#### The data:
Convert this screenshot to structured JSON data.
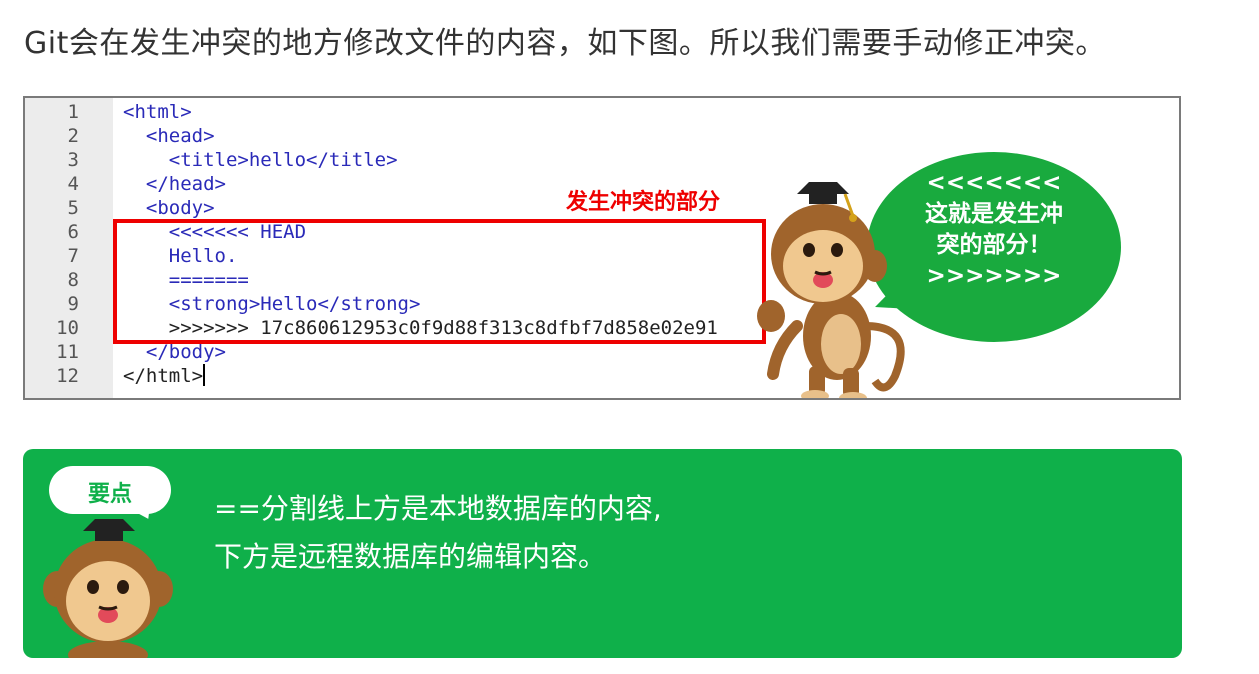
{
  "intro": "Git会在发生冲突的地方修改文件的内容，如下图。所以我们需要手动修正冲突。",
  "code": {
    "line_numbers": [
      "1",
      "2",
      "3",
      "4",
      "5",
      "6",
      "7",
      "8",
      "9",
      "10",
      "11",
      "12"
    ],
    "lines": [
      "<html>",
      "  <head>",
      "    <title>hello</title>",
      "  </head>",
      "  <body>",
      "    <<<<<<< HEAD",
      "    Hello.",
      "    =======",
      "    <strong>Hello</strong>",
      "    >>>>>>> 17c860612953c0f9d88f313c8dfbf7d858e02e91",
      "  </body>",
      "</html>"
    ]
  },
  "conflict_label": "发生冲突的部分",
  "bubble": {
    "line1": "<<<<<<<",
    "line2": "这就是发生冲",
    "line3": "突的部分！",
    "line4": ">>>>>>>"
  },
  "tip": {
    "badge": "要点",
    "line1": "==分割线上方是本地数据库的内容,",
    "line2": "下方是远程数据库的编辑内容。"
  },
  "colors": {
    "accent_green": "#0fb04a",
    "conflict_red": "#ee0000",
    "code_blue": "#2a2ab8"
  }
}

#### Short task:
Leave the pictures out, and print every line of the listing exactly as written.

#### Solution to this problem:
Convert this screenshot to structured JSON data.
{
  "intro": "Git会在发生冲突的地方修改文件的内容，如下图。所以我们需要手动修正冲突。",
  "code": {
    "line_numbers": [
      "1",
      "2",
      "3",
      "4",
      "5",
      "6",
      "7",
      "8",
      "9",
      "10",
      "11",
      "12"
    ],
    "lines": [
      "<html>",
      "  <head>",
      "    <title>hello</title>",
      "  </head>",
      "  <body>",
      "    <<<<<<< HEAD",
      "    Hello.",
      "    =======",
      "    <strong>Hello</strong>",
      "    >>>>>>> 17c860612953c0f9d88f313c8dfbf7d858e02e91",
      "  </body>",
      "</html>"
    ]
  },
  "conflict_label": "发生冲突的部分",
  "bubble": {
    "line1": "<<<<<<<",
    "line2": "这就是发生冲",
    "line3": "突的部分！",
    "line4": ">>>>>>>"
  },
  "tip": {
    "badge": "要点",
    "line1": "==分割线上方是本地数据库的内容,",
    "line2": "下方是远程数据库的编辑内容。"
  },
  "colors": {
    "accent_green": "#0fb04a",
    "conflict_red": "#ee0000",
    "code_blue": "#2a2ab8"
  }
}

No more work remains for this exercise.